(Dataset entries on figures)
## BEGIN

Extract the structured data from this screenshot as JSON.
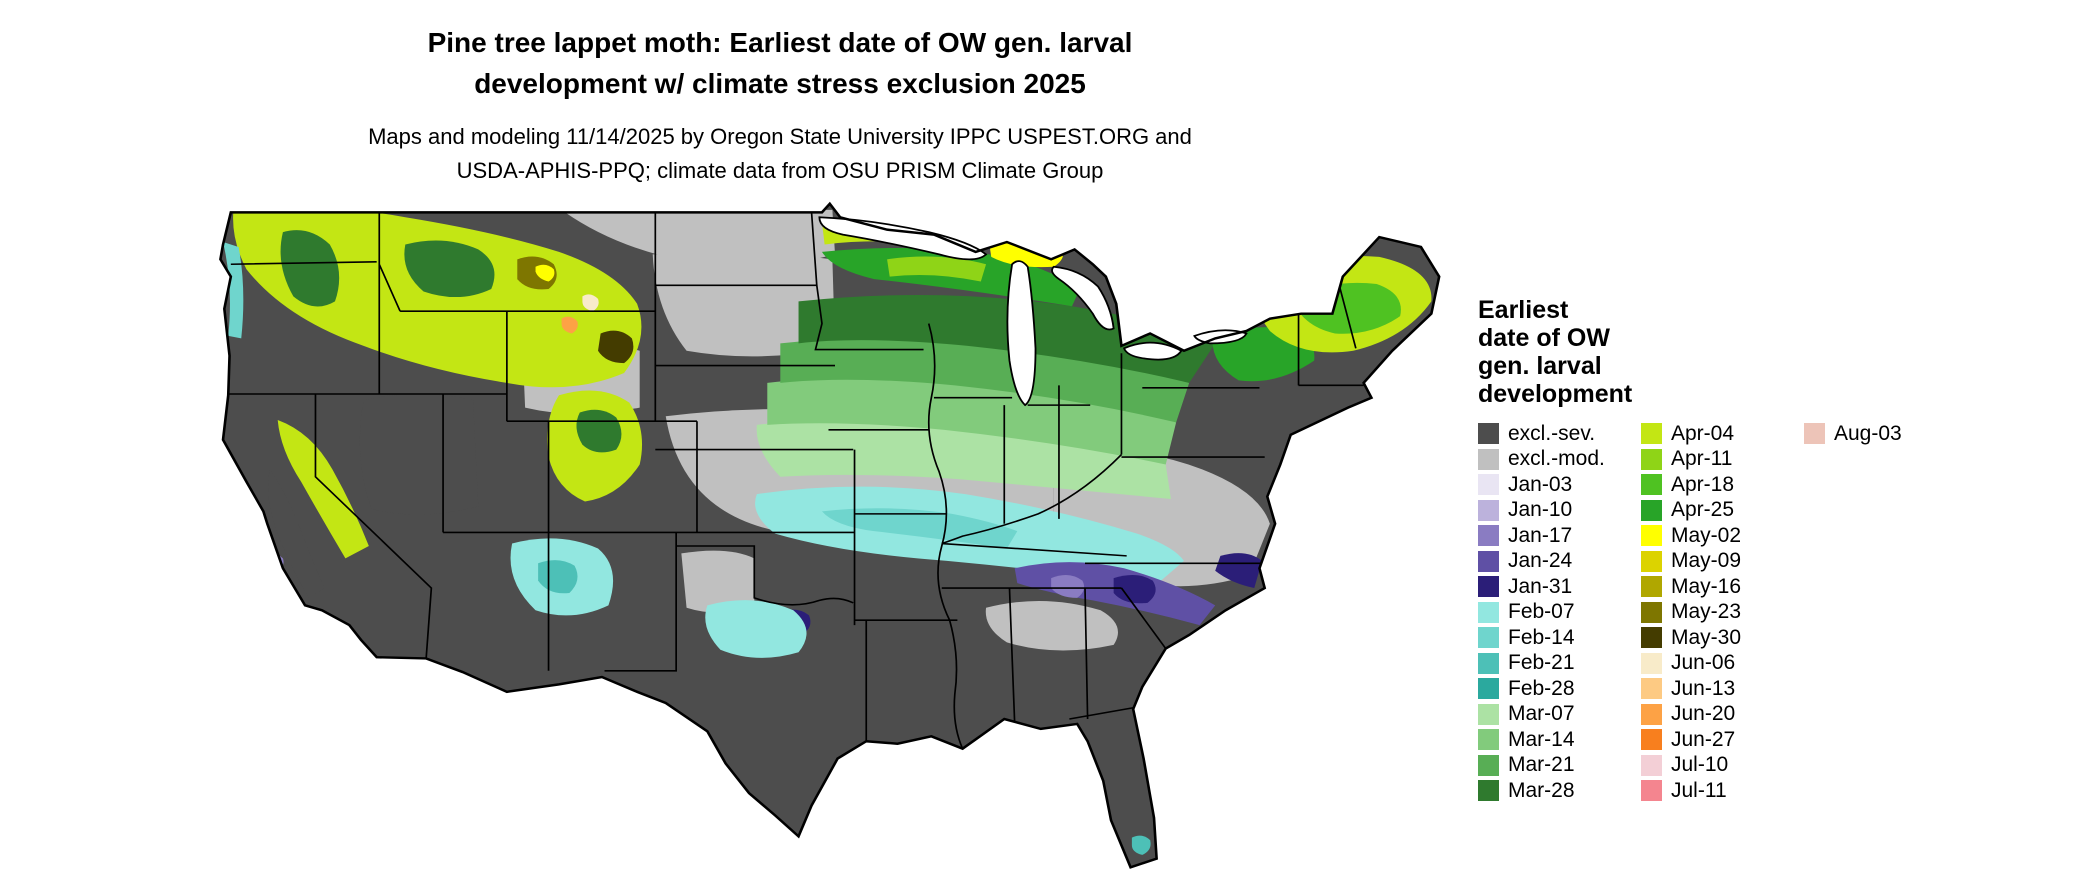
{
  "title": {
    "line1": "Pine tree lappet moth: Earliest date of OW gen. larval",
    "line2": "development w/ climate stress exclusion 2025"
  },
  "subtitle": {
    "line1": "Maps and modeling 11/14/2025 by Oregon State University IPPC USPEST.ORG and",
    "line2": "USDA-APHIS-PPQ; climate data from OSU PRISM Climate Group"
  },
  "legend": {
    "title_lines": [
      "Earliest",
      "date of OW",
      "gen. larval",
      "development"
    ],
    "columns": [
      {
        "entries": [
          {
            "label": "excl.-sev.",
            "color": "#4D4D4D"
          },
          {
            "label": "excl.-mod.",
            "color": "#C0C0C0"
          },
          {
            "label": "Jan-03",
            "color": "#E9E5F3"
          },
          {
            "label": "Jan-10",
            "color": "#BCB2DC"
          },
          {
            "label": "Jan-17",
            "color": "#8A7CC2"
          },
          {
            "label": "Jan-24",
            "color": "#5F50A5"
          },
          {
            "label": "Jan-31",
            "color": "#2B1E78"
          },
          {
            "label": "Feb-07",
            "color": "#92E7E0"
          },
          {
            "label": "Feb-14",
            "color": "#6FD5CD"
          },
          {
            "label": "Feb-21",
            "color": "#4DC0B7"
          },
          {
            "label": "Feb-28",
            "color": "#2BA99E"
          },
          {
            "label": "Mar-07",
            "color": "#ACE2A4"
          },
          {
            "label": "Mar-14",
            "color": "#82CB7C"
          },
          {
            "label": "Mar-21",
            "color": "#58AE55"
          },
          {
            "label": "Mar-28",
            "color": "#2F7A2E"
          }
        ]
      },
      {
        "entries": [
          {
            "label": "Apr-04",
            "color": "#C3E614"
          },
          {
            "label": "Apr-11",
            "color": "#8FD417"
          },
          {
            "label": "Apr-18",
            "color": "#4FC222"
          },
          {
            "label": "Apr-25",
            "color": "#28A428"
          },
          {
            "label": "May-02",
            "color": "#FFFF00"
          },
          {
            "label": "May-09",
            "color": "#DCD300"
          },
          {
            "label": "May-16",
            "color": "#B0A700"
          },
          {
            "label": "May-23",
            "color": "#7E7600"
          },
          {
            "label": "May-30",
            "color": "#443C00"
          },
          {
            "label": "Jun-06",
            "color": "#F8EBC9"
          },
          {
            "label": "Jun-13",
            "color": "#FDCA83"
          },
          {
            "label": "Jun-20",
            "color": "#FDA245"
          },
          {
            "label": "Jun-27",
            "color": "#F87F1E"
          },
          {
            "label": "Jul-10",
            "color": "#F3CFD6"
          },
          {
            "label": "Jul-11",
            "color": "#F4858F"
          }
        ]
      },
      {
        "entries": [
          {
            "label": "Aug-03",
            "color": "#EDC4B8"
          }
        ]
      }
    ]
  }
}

## END

### YOUR INSTRUCTIONS:
Pick out every line above that holds the word "climate" and copy it.

### FULL RESPONSE:
    "line2": "development w/ climate stress exclusion 2025"
    "line2": "USDA-APHIS-PPQ; climate data from OSU PRISM Climate Group"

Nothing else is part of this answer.